:: EXERCISE REQUIREMENTS ::
Below is a block of records. Copy every line in it that contains the word "object".

:: INFORMATION GIVEN ::
════

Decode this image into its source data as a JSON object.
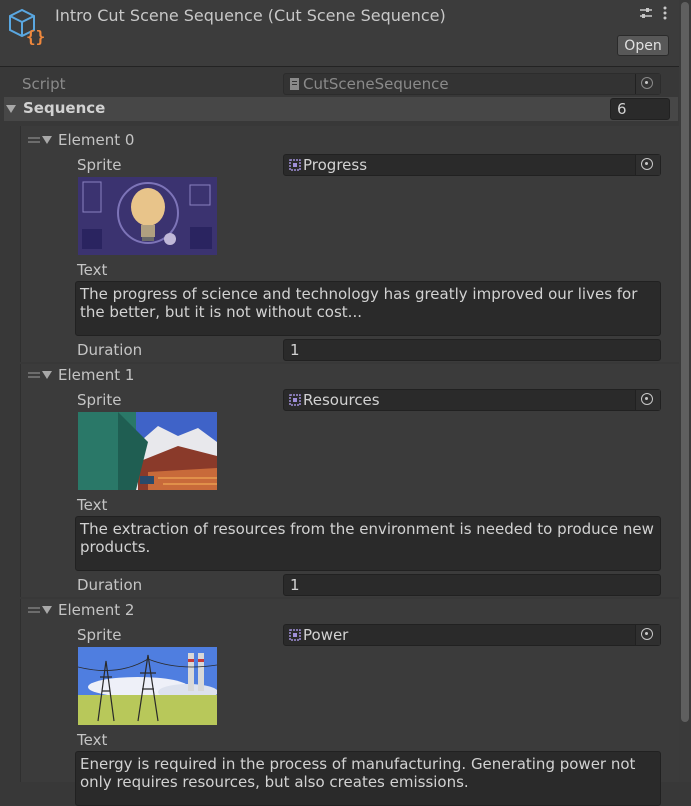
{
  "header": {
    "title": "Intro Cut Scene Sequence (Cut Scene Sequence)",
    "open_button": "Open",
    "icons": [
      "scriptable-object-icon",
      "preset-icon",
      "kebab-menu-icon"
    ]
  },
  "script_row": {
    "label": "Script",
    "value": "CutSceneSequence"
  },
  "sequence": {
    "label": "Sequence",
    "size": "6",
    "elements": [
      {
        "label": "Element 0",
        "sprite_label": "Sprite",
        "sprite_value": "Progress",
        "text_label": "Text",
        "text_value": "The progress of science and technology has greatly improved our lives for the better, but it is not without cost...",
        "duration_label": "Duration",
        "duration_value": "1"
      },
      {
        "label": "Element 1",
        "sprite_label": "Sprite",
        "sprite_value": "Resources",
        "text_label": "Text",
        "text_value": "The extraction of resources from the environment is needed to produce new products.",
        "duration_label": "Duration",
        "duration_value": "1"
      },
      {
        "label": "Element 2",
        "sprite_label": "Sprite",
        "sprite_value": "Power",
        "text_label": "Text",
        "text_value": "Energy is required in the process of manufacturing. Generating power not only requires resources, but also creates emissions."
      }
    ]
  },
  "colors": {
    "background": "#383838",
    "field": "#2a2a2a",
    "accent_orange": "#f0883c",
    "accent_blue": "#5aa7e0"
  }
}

════

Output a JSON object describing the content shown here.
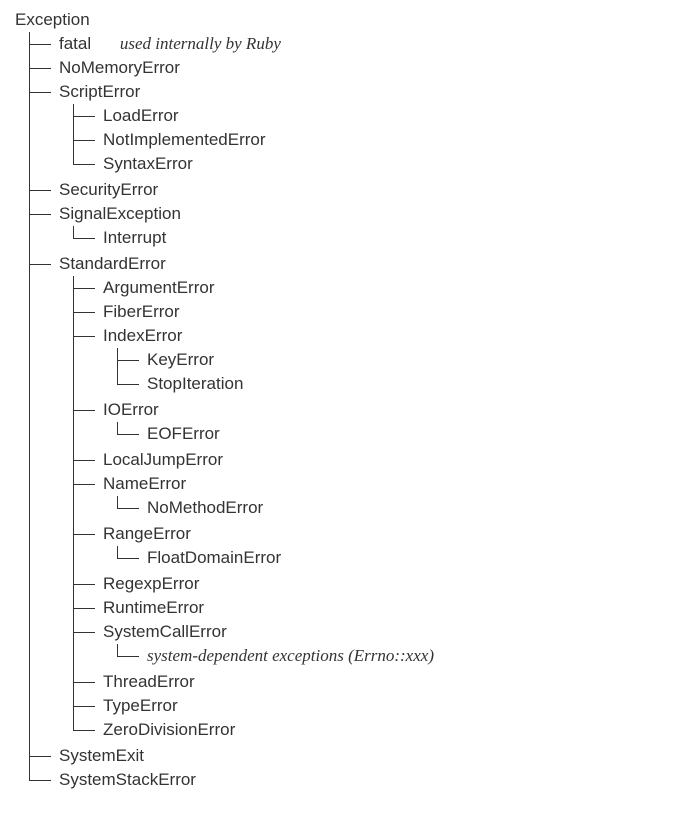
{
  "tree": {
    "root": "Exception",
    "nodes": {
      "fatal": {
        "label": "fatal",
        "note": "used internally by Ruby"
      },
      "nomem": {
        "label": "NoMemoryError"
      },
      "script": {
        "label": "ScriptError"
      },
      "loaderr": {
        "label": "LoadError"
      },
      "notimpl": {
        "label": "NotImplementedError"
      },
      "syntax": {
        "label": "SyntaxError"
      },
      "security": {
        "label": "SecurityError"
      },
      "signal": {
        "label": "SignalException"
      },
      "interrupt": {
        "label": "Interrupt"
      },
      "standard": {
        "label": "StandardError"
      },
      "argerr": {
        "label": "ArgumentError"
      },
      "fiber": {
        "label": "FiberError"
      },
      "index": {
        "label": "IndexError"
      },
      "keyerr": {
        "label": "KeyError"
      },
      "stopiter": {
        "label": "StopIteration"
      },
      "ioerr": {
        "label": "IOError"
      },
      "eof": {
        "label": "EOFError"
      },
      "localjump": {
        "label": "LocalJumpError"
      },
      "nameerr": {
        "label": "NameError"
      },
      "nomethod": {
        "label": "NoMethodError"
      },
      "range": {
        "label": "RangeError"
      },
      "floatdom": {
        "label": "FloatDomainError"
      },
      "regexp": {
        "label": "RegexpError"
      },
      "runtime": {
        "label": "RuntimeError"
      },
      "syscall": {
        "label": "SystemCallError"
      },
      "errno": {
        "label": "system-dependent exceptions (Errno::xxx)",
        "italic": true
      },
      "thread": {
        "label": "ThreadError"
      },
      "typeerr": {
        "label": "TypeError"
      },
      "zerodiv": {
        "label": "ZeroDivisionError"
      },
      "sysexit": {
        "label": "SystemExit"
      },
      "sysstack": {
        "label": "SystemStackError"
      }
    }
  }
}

════

:: TASK ANSWER ::
Decode this image into its source data as a JSON object.
      "scriptable-object-icon",
Output a JSON object describing the content shown here.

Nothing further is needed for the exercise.